Problem statement: Print the listing from its first line through the line that contains "- cancel-button[interactable]: Отмена: [562, 351, 623, 380]", reproducing each line without any change.

Layout annotation records:
+===+

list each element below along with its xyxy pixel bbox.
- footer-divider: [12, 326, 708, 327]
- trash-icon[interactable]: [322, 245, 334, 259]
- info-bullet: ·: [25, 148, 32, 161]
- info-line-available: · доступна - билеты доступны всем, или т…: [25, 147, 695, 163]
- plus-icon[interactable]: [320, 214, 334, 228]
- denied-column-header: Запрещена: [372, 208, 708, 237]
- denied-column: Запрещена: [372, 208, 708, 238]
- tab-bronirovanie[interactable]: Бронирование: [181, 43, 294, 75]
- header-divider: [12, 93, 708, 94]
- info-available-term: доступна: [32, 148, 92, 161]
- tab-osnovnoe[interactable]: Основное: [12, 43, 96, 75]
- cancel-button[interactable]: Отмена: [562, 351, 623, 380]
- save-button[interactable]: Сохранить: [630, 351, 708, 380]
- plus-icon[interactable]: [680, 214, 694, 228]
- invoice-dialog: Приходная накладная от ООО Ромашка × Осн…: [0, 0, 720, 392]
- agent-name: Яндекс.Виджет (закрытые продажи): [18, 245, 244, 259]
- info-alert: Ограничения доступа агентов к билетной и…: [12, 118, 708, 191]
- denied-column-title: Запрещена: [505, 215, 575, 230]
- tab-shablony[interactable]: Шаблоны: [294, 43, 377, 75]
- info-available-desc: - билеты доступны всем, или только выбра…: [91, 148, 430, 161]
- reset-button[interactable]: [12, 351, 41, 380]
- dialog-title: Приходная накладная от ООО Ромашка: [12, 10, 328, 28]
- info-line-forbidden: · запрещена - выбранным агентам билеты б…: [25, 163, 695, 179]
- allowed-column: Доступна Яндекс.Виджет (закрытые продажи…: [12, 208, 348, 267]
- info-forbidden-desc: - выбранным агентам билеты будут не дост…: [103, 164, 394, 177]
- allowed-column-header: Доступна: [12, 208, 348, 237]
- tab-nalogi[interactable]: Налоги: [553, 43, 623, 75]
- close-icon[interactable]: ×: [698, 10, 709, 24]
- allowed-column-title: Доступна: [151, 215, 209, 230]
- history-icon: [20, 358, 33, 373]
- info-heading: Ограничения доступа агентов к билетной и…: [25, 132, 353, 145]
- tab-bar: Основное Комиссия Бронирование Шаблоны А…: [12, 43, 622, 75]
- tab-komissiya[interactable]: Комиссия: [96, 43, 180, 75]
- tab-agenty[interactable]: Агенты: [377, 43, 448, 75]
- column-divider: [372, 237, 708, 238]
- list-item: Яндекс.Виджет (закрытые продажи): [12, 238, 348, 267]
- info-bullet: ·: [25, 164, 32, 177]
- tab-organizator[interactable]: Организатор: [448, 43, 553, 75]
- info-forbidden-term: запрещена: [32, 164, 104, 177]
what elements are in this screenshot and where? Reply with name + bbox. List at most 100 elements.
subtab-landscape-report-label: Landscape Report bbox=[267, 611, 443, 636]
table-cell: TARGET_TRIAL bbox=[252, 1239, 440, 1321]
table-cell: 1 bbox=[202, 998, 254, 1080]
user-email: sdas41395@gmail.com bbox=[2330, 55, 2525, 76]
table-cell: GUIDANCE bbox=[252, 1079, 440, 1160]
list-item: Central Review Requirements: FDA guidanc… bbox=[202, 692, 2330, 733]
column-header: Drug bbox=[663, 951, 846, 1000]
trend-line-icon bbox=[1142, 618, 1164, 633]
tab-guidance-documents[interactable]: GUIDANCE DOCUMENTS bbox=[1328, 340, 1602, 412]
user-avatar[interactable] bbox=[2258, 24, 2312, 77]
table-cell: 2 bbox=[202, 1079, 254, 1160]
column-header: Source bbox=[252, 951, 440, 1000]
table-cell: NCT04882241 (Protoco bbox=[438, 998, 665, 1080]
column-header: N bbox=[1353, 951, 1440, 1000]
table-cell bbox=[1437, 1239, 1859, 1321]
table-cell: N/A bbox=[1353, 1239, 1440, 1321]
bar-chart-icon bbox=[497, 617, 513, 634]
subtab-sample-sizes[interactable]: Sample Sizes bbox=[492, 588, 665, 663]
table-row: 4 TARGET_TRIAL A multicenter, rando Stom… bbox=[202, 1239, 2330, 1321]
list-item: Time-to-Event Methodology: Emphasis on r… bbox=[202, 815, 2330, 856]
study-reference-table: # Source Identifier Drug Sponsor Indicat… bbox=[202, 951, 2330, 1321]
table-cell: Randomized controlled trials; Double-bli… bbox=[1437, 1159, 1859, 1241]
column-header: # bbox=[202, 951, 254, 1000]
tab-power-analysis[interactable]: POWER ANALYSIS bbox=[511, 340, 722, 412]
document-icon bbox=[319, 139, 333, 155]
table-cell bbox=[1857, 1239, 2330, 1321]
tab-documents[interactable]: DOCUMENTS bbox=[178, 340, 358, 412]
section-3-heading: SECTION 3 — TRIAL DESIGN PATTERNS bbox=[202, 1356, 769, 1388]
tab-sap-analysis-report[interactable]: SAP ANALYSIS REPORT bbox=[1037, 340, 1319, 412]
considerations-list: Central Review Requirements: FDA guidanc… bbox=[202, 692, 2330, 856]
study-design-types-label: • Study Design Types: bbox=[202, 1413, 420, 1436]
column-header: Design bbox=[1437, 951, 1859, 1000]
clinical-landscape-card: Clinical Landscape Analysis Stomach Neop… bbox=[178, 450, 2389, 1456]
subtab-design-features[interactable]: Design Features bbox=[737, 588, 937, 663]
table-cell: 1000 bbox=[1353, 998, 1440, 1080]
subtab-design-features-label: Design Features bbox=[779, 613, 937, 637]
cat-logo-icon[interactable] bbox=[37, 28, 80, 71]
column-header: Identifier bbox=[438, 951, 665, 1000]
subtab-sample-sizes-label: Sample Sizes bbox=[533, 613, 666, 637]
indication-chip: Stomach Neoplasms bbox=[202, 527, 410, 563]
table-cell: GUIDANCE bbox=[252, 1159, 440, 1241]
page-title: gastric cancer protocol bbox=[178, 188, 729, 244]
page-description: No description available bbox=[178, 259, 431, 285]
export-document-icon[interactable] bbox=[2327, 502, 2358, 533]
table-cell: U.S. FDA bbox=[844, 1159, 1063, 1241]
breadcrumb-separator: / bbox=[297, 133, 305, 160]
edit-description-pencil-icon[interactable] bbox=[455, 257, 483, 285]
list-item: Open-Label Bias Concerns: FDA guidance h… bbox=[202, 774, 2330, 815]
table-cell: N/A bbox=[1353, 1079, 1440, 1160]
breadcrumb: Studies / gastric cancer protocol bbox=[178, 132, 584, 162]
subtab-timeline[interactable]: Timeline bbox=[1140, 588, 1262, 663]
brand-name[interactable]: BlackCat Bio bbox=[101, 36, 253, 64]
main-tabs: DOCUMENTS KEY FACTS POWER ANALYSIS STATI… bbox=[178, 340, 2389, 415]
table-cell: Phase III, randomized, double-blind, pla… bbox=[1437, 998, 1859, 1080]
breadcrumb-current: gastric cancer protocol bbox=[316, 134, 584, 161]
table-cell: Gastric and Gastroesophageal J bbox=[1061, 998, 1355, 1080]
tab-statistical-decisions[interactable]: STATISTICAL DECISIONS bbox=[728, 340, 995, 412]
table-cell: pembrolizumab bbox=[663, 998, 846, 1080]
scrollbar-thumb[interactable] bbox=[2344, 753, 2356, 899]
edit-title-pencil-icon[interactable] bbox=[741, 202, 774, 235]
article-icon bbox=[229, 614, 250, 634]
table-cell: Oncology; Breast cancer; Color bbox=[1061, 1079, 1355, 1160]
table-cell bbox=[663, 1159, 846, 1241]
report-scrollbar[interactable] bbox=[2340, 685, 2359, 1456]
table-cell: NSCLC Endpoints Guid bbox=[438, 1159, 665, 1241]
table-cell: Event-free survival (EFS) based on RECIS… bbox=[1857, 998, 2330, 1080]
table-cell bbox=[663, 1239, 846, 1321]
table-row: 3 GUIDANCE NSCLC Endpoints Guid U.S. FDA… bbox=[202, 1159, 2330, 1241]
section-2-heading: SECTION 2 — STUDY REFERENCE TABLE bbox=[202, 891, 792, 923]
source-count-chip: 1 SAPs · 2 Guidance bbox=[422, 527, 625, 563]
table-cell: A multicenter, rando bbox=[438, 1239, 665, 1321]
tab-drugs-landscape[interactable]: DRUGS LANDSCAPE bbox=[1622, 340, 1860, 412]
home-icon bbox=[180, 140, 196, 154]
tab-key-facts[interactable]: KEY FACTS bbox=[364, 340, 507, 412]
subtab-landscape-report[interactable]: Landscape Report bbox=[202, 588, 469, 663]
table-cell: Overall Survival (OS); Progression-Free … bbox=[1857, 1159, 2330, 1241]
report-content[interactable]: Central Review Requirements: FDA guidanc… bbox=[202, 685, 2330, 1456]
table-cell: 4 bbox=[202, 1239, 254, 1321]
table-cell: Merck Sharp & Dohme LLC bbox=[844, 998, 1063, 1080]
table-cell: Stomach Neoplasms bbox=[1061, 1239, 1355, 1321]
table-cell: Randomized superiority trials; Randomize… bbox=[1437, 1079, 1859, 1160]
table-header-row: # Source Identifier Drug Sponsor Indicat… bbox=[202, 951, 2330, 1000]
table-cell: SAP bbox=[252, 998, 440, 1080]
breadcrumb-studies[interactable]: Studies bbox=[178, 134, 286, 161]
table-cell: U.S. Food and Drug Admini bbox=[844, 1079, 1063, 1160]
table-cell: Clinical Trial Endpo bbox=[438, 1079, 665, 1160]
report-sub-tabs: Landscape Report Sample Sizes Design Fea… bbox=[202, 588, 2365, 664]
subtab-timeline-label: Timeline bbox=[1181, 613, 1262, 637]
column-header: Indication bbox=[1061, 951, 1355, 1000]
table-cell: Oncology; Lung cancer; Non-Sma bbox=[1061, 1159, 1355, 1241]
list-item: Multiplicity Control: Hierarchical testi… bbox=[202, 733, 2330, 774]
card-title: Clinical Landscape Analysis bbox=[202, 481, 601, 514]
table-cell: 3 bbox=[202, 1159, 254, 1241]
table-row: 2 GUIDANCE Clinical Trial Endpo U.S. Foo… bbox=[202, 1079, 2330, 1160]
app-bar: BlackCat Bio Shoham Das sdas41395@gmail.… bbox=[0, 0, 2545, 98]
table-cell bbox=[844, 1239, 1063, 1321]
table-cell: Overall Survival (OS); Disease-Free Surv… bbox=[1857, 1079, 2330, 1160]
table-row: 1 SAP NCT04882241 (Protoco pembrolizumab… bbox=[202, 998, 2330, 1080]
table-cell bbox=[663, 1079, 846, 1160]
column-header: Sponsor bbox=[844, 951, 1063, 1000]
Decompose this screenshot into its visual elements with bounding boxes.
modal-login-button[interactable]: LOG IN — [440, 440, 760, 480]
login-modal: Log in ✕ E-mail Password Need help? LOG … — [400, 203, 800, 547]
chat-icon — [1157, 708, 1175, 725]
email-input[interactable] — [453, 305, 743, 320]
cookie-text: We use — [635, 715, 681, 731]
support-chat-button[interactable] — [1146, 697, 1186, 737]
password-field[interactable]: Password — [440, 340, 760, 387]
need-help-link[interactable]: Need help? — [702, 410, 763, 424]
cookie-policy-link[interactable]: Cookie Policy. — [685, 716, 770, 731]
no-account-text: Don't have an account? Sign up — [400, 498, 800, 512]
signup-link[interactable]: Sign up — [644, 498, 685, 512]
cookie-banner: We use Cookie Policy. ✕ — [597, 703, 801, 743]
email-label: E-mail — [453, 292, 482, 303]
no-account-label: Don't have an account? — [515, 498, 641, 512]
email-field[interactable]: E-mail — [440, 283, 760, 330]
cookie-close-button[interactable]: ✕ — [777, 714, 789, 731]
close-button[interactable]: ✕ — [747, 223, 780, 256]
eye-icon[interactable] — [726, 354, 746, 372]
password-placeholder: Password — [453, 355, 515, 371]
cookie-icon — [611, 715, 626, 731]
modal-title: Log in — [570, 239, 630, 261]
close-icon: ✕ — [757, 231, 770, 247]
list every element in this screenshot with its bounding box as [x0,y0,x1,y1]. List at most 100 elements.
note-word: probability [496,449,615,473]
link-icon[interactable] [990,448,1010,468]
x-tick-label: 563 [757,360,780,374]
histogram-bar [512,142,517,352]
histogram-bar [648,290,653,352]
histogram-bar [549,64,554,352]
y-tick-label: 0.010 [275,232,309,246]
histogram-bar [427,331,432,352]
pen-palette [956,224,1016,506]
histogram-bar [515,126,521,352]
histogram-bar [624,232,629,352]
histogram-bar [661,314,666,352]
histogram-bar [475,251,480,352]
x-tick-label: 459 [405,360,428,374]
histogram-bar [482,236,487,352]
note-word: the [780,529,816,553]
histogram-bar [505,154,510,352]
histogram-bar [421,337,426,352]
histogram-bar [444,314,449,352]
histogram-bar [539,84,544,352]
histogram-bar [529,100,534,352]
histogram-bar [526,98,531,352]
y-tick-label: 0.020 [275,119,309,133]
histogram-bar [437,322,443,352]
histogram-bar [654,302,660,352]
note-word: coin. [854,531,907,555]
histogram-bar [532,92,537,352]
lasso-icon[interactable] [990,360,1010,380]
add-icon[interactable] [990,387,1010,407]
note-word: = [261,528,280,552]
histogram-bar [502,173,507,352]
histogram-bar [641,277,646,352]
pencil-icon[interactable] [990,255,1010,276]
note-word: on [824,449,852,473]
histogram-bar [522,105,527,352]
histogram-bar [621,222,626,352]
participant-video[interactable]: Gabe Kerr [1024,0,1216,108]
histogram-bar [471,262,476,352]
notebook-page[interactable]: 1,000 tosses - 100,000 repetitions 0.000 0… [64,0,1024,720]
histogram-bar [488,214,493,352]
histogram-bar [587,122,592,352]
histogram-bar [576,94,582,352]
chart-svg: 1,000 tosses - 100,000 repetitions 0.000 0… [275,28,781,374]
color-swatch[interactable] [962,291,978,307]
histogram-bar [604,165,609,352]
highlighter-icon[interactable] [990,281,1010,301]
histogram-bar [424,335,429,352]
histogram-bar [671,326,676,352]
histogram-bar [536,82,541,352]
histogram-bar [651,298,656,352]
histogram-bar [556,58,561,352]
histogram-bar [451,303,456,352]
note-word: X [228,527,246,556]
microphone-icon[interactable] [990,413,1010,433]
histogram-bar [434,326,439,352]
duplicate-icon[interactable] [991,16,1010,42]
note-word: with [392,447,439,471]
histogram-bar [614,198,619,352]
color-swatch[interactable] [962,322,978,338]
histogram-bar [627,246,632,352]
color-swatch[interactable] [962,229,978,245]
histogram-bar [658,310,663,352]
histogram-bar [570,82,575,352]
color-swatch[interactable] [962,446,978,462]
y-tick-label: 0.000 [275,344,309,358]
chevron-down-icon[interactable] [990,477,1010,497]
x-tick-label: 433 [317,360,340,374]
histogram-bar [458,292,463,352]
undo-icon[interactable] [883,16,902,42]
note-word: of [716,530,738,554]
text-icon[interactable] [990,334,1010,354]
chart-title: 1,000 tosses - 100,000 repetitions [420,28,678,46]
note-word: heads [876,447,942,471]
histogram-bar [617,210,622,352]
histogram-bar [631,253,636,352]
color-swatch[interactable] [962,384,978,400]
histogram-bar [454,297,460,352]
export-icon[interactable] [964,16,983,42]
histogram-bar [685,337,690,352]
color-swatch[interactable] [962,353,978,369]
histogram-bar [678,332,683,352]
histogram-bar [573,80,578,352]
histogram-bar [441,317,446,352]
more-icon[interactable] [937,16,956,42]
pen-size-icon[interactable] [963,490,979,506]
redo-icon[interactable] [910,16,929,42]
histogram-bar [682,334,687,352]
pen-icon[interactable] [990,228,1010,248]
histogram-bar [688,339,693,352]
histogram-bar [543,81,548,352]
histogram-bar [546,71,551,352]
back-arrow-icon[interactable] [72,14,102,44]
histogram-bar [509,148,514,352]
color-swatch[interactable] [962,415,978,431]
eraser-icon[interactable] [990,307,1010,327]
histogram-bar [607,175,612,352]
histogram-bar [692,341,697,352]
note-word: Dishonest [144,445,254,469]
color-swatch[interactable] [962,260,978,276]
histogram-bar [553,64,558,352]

+===+

Answer for the task:
list each element below along with its xyxy pixel bbox.
- footer-divider: [12, 326, 708, 327]
- trash-icon[interactable]: [322, 245, 334, 259]
- info-bullet: ·: [25, 148, 32, 161]
- info-line-available: · доступна - билеты доступны всем, или т…: [25, 147, 695, 163]
- plus-icon[interactable]: [320, 214, 334, 228]
- denied-column-header: Запрещена: [372, 208, 708, 237]
- denied-column: Запрещена: [372, 208, 708, 238]
- tab-bronirovanie[interactable]: Бронирование: [181, 43, 294, 75]
- header-divider: [12, 93, 708, 94]
- info-available-term: доступна: [32, 148, 92, 161]
- tab-osnovnoe[interactable]: Основное: [12, 43, 96, 75]
- cancel-button[interactable]: Отмена: [562, 351, 623, 380]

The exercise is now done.